GIVEN EXERCISE » Copy whichever lines contain the string "구성원에게".

(Dataset entries)

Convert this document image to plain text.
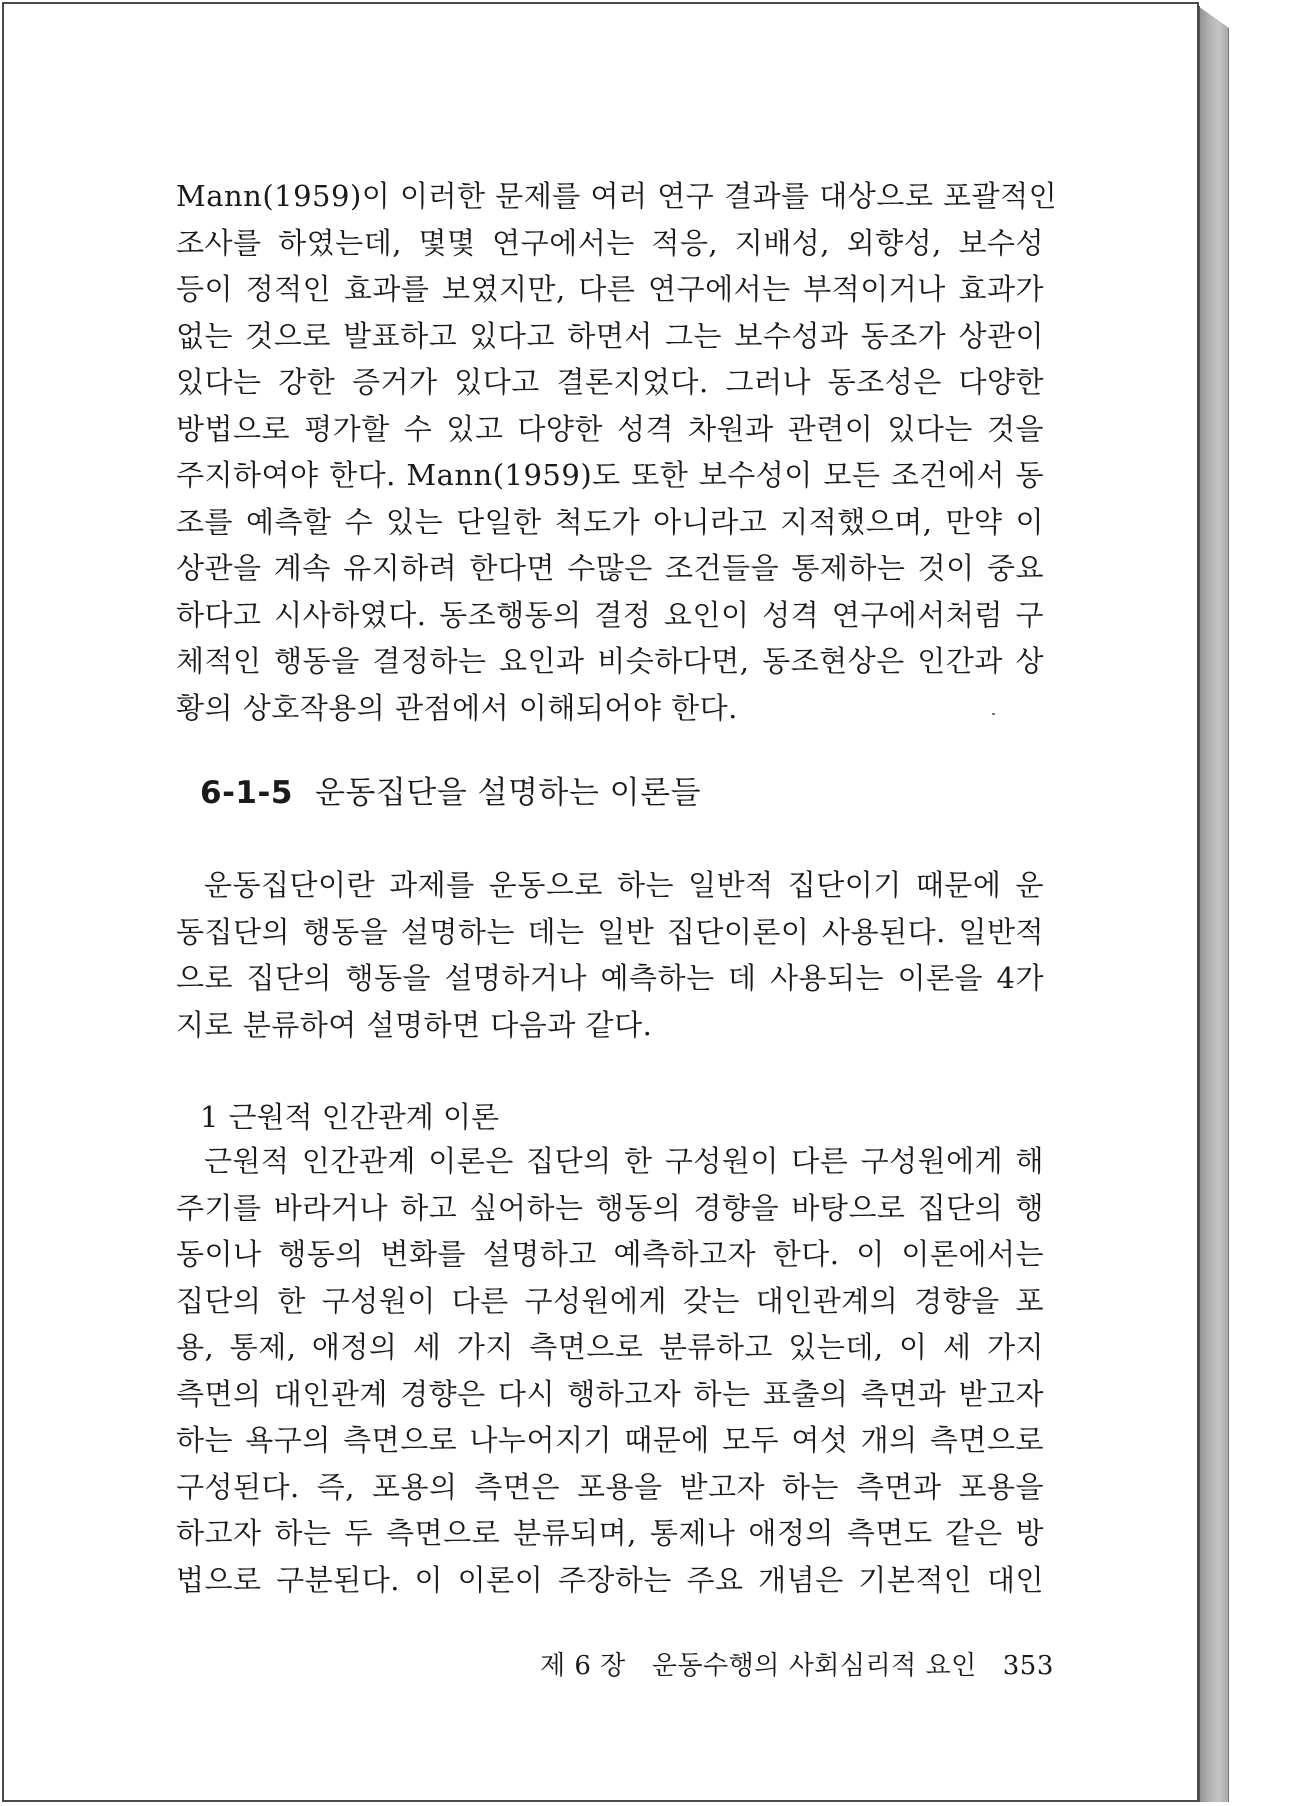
Mann(1959)이 이러한 문제를 여러 연구 결과를 대상으로 포괄적인
조사를 하였는데, 몇몇 연구에서는 적응, 지배성, 외향성, 보수성
등이 정적인 효과를 보였지만, 다른 연구에서는 부적이거나 효과가
없는 것으로 발표하고 있다고 하면서 그는 보수성과 동조가 상관이
있다는 강한 증거가 있다고 결론지었다. 그러나 동조성은 다양한
방법으로 평가할 수 있고 다양한 성격 차원과 관련이 있다는 것을
주지하여야 한다. Mann(1959)도 또한 보수성이 모든 조건에서 동
조를 예측할 수 있는 단일한 척도가 아니라고 지적했으며, 만약 이
상관을 계속 유지하려 한다면 수많은 조건들을 통제하는 것이 중요
하다고 시사하였다. 동조행동의 결정 요인이 성격 연구에서처럼 구
체적인 행동을 결정하는 요인과 비슷하다면, 동조현상은 인간과 상
황의 상호작용의 관점에서 이해되어야 한다.
6-1-5 운동집단을 설명하는 이론들
운동집단이란 과제를 운동으로 하는 일반적 집단이기 때문에 운
동집단의 행동을 설명하는 데는 일반 집단이론이 사용된다. 일반적
으로 집단의 행동을 설명하거나 예측하는 데 사용되는 이론을 4가
지로 분류하여 설명하면 다음과 같다.
1 근원적 인간관계 이론
근원적 인간관계 이론은 집단의 한 구성원이 다른 구성원에게 해
주기를 바라거나 하고 싶어하는 행동의 경향을 바탕으로 집단의 행
동이나 행동의 변화를 설명하고 예측하고자 한다. 이 이론에서는
집단의 한 구성원이 다른 구성원에게 갖는 대인관계의 경향을 포
용, 통제, 애정의 세 가지 측면으로 분류하고 있는데, 이 세 가지
측면의 대인관계 경향은 다시 행하고자 하는 표출의 측면과 받고자
하는 욕구의 측면으로 나누어지기 때문에 모두 여섯 개의 측면으로
구성된다. 즉, 포용의 측면은 포용을 받고자 하는 측면과 포용을
하고자 하는 두 측면으로 분류되며, 통제나 애정의 측면도 같은 방
법으로 구분된다. 이 이론이 주장하는 주요 개념은 기본적인 대인
제 6 장 운동수행의 사회심리적 요인 353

RESPONSE TO THE TASK »
근원적 인간관계 이론은 집단의 한 구성원이 다른 구성원에게 해
집단의 한 구성원이 다른 구성원에게 갖는 대인관계의 경향을 포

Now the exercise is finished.